• **Brief**: Only the number is wanted: tally the lines below that contain the word "connected".
─── Data excerpts ───
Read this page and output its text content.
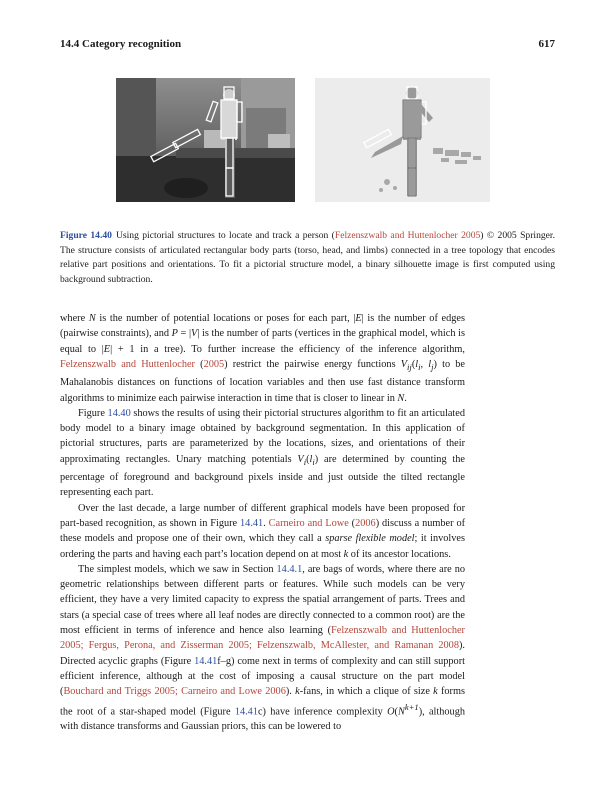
14.4 Category recognition	617
Figure 14.40 Using pictorial structures to locate and track a person (Felzenszwalb and Huttenlocher 2005) © 2005 Springer. The structure consists of articulated rectangular body parts (torso, head, and limbs) connected in a tree topology that encodes relative part positions and orientations. To fit a pictorial structure model, a binary silhouette image is first computed using background subtraction.

where N is the number of potential locations or poses for each part, |E| is the number of edges (pairwise constraints), and P = |V| is the number of parts (vertices in the graphical model, which is equal to |E| + 1 in a tree). To further increase the efficiency of the inference algorithm, Felzenszwalb and Huttenlocher (2005) restrict the pairwise energy functions $V_{ij}(l_i$, $l_j$) to be Mahalanobis distances on functions of location variables and then use fast distance transform algorithms to minimize each pairwise interaction in time that is closer to linear in N.

Figure 14.40 shows the results of using their pictorial structures algorithm to fit an articulated body model to a binary image obtained by background segmentation. In this application of pictorial structures, parts are parameterized by the locations, sizes, and orientations of their approximating rectangles. Unary matching potentials $V_i(l_i)$ are determined by counting the percentage of foreground and background pixels inside and just outside the tilted rectangle representing each part.

Over the last decade, a large number of different graphical models have been proposed for part-based recognition, as shown in Figure 14.41. Carneiro and Lowe (2006) discuss a number of these models and propose one of their own, which they call a sparse flexible model; it involves ordering the parts and having each part’s location depend on at most k of its ancestor locations.

The simplest models, which we saw in Section 14.4.1, are bags of words, where there are no geometric relationships between different parts or features. While such models can be very efficient, they have a very limited capacity to express the spatial arrangement of parts. Trees and stars (a special case of trees where all leaf nodes are directly connected to a common root) are the most efficient in terms of inference and hence also learning (Felzenszwalb and Huttenlocher 2005; Fergus, Perona, and Zisserman 2005; Felzenszwalb, McAllester, and Ramanan 2008). Directed acyclic graphs (Figure 14.41f–g) come next in terms of complexity and can still support efficient inference, although at the cost of imposing a causal structure on the part model (Bouchard and Triggs 2005; Carneiro and Lowe 2006). k-fans, in which a clique of size k forms the root of a star-shaped model (Figure 14.41c) have inference complexity $O(N^{k+1})$, although with distance transforms and Gaussian priors, this can be lowered to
───
• **The completed task**: 2